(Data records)

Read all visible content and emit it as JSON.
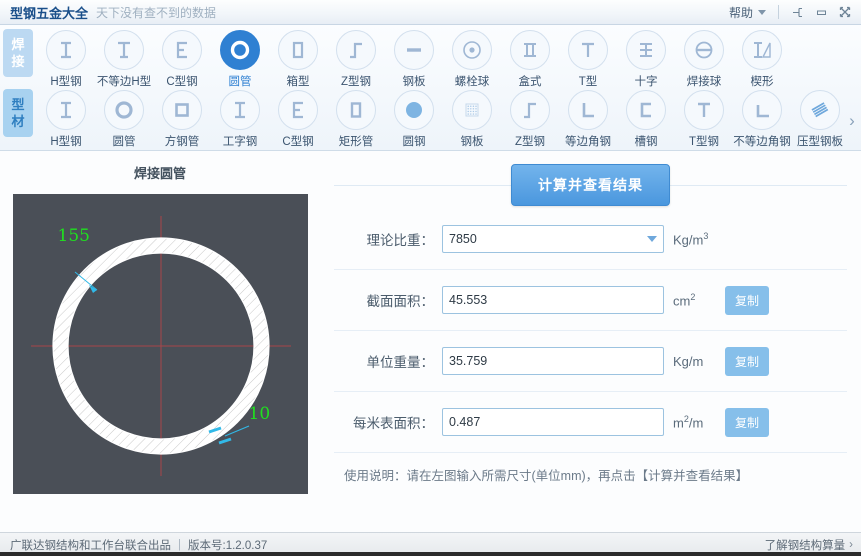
{
  "titlebar": {
    "title": "型钢五金大全",
    "subtitle": "天下没有查不到的数据",
    "help_label": "帮助",
    "pin_icon": "pin-icon",
    "minimize_icon": "minimize-icon",
    "close_icon": "close-icon"
  },
  "toolbar": {
    "rows": [
      {
        "tab_label_line1": "焊",
        "tab_label_line2": "接",
        "selected_index": 3,
        "items": [
          {
            "label": "H型钢",
            "icon": "h-beam-icon"
          },
          {
            "label": "不等边H型",
            "icon": "unequal-h-beam-icon"
          },
          {
            "label": "C型钢",
            "icon": "c-channel-icon"
          },
          {
            "label": "圆管",
            "icon": "round-pipe-icon"
          },
          {
            "label": "箱型",
            "icon": "box-section-icon"
          },
          {
            "label": "Z型钢",
            "icon": "z-section-icon"
          },
          {
            "label": "钢板",
            "icon": "steel-plate-icon"
          },
          {
            "label": "螺栓球",
            "icon": "bolt-ball-icon"
          },
          {
            "label": "盒式",
            "icon": "cassette-icon"
          },
          {
            "label": "T型",
            "icon": "t-section-icon"
          },
          {
            "label": "十字",
            "icon": "cross-section-icon"
          },
          {
            "label": "焊接球",
            "icon": "welded-ball-icon"
          },
          {
            "label": "楔形",
            "icon": "wedge-icon"
          }
        ]
      },
      {
        "tab_label_line1": "型",
        "tab_label_line2": "材",
        "selected_index": -1,
        "items": [
          {
            "label": "H型钢",
            "icon": "h-beam-icon"
          },
          {
            "label": "圆管",
            "icon": "round-pipe-icon"
          },
          {
            "label": "方钢管",
            "icon": "square-tube-icon"
          },
          {
            "label": "工字钢",
            "icon": "i-beam-icon"
          },
          {
            "label": "C型钢",
            "icon": "c-channel-icon"
          },
          {
            "label": "矩形管",
            "icon": "rect-tube-icon"
          },
          {
            "label": "圆钢",
            "icon": "round-bar-icon"
          },
          {
            "label": "钢板",
            "icon": "steel-plate-hatch-icon"
          },
          {
            "label": "Z型钢",
            "icon": "z-section-icon"
          },
          {
            "label": "等边角钢",
            "icon": "equal-angle-icon"
          },
          {
            "label": "槽钢",
            "icon": "channel-icon"
          },
          {
            "label": "T型钢",
            "icon": "t-steel-icon"
          },
          {
            "label": "不等边角钢",
            "icon": "unequal-angle-icon"
          },
          {
            "label": "压型钢板",
            "icon": "profiled-plate-icon"
          }
        ],
        "scroll_next_icon": "chevron-right-icon"
      }
    ]
  },
  "diagram": {
    "title": "焊接圆管",
    "outer_diameter_label": "155",
    "wall_thickness_label": "10",
    "label_color": "#1fe01f",
    "canvas_bg": "#4a4f57"
  },
  "form": {
    "calculate_button": "计算并查看结果",
    "fields": [
      {
        "label": "理论比重：",
        "value": "7850",
        "unit": "Kg/m",
        "unit_sup": "3",
        "type": "select",
        "copy_label": ""
      },
      {
        "label": "截面面积：",
        "value": "45.553",
        "unit": "cm",
        "unit_sup": "2",
        "type": "text",
        "copy_label": "复制"
      },
      {
        "label": "单位重量：",
        "value": "35.759",
        "unit": "Kg/m",
        "unit_sup": "",
        "type": "text",
        "copy_label": "复制"
      },
      {
        "label": "每米表面积：",
        "value": "0.487",
        "unit_pre": "m",
        "unit_sup": "2",
        "unit_post": "/m",
        "unit": "",
        "type": "text",
        "copy_label": "复制"
      }
    ],
    "hint": "使用说明：请在左图输入所需尺寸(单位mm)，再点击【计算并查看结果】"
  },
  "footer": {
    "producer": "广联达钢结构和工作台联合出品",
    "separator": "|",
    "version": "版本号:1.2.0.37",
    "link": "了解钢结构算量",
    "chevron": "›"
  }
}
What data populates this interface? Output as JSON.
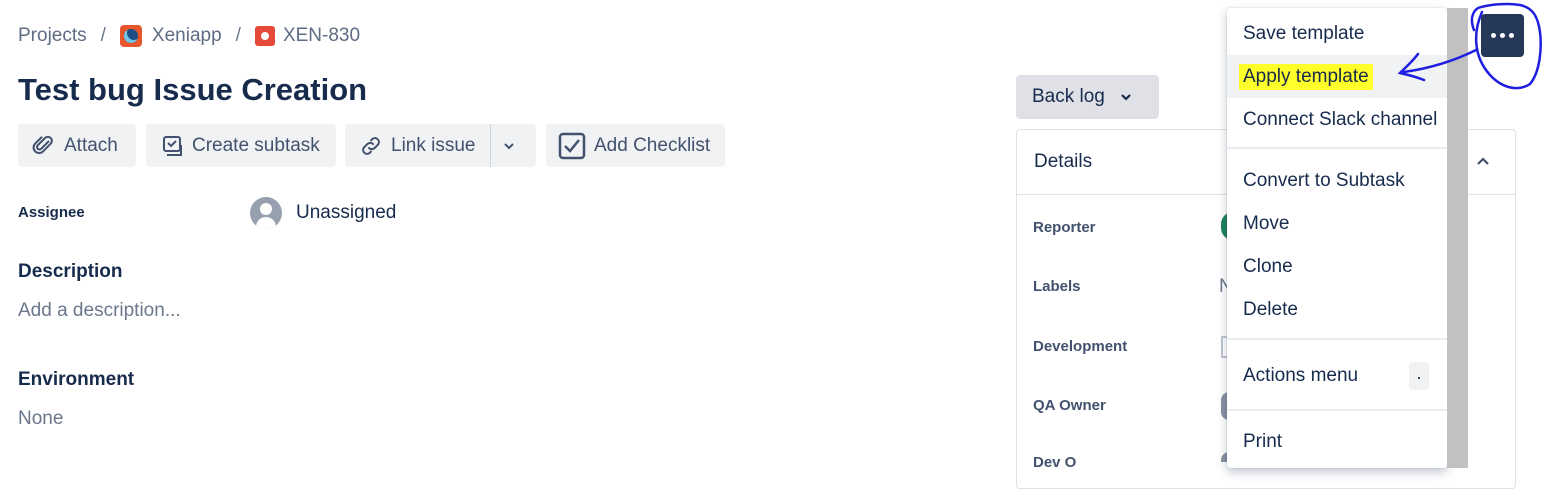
{
  "breadcrumb": {
    "projects": "Projects",
    "project": "Xeniapp",
    "issue_key": "XEN-830"
  },
  "issue": {
    "title": "Test bug Issue Creation"
  },
  "toolbar": {
    "attach": "Attach",
    "create_subtask": "Create subtask",
    "link_issue": "Link issue",
    "add_checklist": "Add Checklist"
  },
  "fields": {
    "assignee_label": "Assignee",
    "assignee_value": "Unassigned",
    "description_label": "Description",
    "description_placeholder": "Add a description...",
    "environment_label": "Environment",
    "environment_value": "None"
  },
  "status": {
    "label": "Back log"
  },
  "details": {
    "title": "Details",
    "reporter": "Reporter",
    "labels": "Labels",
    "labels_value": "N",
    "development": "Development",
    "qa_owner": "QA Owner",
    "dev_owner_partial": "Dev O"
  },
  "menu": {
    "items": [
      "Save template",
      "Apply template",
      "Connect Slack channel",
      "Convert to Subtask",
      "Move",
      "Clone",
      "Delete",
      "Actions menu",
      "Print"
    ],
    "shortcut": "."
  },
  "colors": {
    "accent": "#253858",
    "highlight": "#ffff29",
    "annotation": "#1f1fe0"
  }
}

• [BRIEF] Restate each entry word for word, leaving out any pictures.

• [SOLVED PROBLEM]
Read all visible content and emit it as JSON.
{
  "titlebar": {
    "title": "型钢五金大全",
    "subtitle": "天下没有查不到的数据",
    "help_label": "帮助",
    "pin_icon": "pin-icon",
    "minimize_icon": "minimize-icon",
    "close_icon": "close-icon"
  },
  "toolbar": {
    "rows": [
      {
        "tab_label_line1": "焊",
        "tab_label_line2": "接",
        "selected_index": 3,
        "items": [
          {
            "label": "H型钢",
            "icon": "h-beam-icon"
          },
          {
            "label": "不等边H型",
            "icon": "unequal-h-beam-icon"
          },
          {
            "label": "C型钢",
            "icon": "c-channel-icon"
          },
          {
            "label": "圆管",
            "icon": "round-pipe-icon"
          },
          {
            "label": "箱型",
            "icon": "box-section-icon"
          },
          {
            "label": "Z型钢",
            "icon": "z-section-icon"
          },
          {
            "label": "钢板",
            "icon": "steel-plate-icon"
          },
          {
            "label": "螺栓球",
            "icon": "bolt-ball-icon"
          },
          {
            "label": "盒式",
            "icon": "cassette-icon"
          },
          {
            "label": "T型",
            "icon": "t-section-icon"
          },
          {
            "label": "十字",
            "icon": "cross-section-icon"
          },
          {
            "label": "焊接球",
            "icon": "welded-ball-icon"
          },
          {
            "label": "楔形",
            "icon": "wedge-icon"
          }
        ]
      },
      {
        "tab_label_line1": "型",
        "tab_label_line2": "材",
        "selected_index": -1,
        "items": [
          {
            "label": "H型钢",
            "icon": "h-beam-icon"
          },
          {
            "label": "圆管",
            "icon": "round-pipe-icon"
          },
          {
            "label": "方钢管",
            "icon": "square-tube-icon"
          },
          {
            "label": "工字钢",
            "icon": "i-beam-icon"
          },
          {
            "label": "C型钢",
            "icon": "c-channel-icon"
          },
          {
            "label": "矩形管",
            "icon": "rect-tube-icon"
          },
          {
            "label": "圆钢",
            "icon": "round-bar-icon"
          },
          {
            "label": "钢板",
            "icon": "steel-plate-hatch-icon"
          },
          {
            "label": "Z型钢",
            "icon": "z-section-icon"
          },
          {
            "label": "等边角钢",
            "icon": "equal-angle-icon"
          },
          {
            "label": "槽钢",
            "icon": "channel-icon"
          },
          {
            "label": "T型钢",
            "icon": "t-steel-icon"
          },
          {
            "label": "不等边角钢",
            "icon": "unequal-angle-icon"
          },
          {
            "label": "压型钢板",
            "icon": "profiled-plate-icon"
          }
        ],
        "scroll_next_icon": "chevron-right-icon"
      }
    ]
  },
  "diagram": {
    "title": "焊接圆管",
    "outer_diameter_label": "155",
    "wall_thickness_label": "10",
    "label_color": "#1fe01f",
    "canvas_bg": "#4a4f57"
  },
  "form": {
    "calculate_button": "计算并查看结果",
    "fields": [
      {
        "label": "理论比重：",
        "value": "7850",
        "unit": "Kg/m",
        "unit_sup": "3",
        "type": "select",
        "copy_label": ""
      },
      {
        "label": "截面面积：",
        "value": "45.553",
        "unit": "cm",
        "unit_sup": "2",
        "type": "text",
        "copy_label": "复制"
      },
      {
        "label": "单位重量：",
        "value": "35.759",
        "unit": "Kg/m",
        "unit_sup": "",
        "type": "text",
        "copy_label": "复制"
      },
      {
        "label": "每米表面积：",
        "value": "0.487",
        "unit_pre": "m",
        "unit_sup": "2",
        "unit_post": "/m",
        "unit": "",
        "type": "text",
        "copy_label": "复制"
      }
    ],
    "hint": "使用说明：请在左图输入所需尺寸(单位mm)，再点击【计算并查看结果】"
  },
  "footer": {
    "producer": "广联达钢结构和工作台联合出品",
    "separator": "|",
    "version": "版本号:1.2.0.37",
    "link": "了解钢结构算量",
    "chevron": "›"
  }
}
What data populates this interface? Output as JSON.
{
  "breadcrumb": {
    "projects": "Projects",
    "project": "Xeniapp",
    "issue_key": "XEN-830"
  },
  "issue": {
    "title": "Test bug Issue Creation"
  },
  "toolbar": {
    "attach": "Attach",
    "create_subtask": "Create subtask",
    "link_issue": "Link issue",
    "add_checklist": "Add Checklist"
  },
  "fields": {
    "assignee_label": "Assignee",
    "assignee_value": "Unassigned",
    "description_label": "Description",
    "description_placeholder": "Add a description...",
    "environment_label": "Environment",
    "environment_value": "None"
  },
  "status": {
    "label": "Back log"
  },
  "details": {
    "title": "Details",
    "reporter": "Reporter",
    "labels": "Labels",
    "labels_value": "N",
    "development": "Development",
    "qa_owner": "QA Owner",
    "dev_owner_partial": "Dev O"
  },
  "menu": {
    "items": [
      "Save template",
      "Apply template",
      "Connect Slack channel",
      "Convert to Subtask",
      "Move",
      "Clone",
      "Delete",
      "Actions menu",
      "Print"
    ],
    "shortcut": "."
  },
  "colors": {
    "accent": "#253858",
    "highlight": "#ffff29",
    "annotation": "#1f1fe0"
  }
}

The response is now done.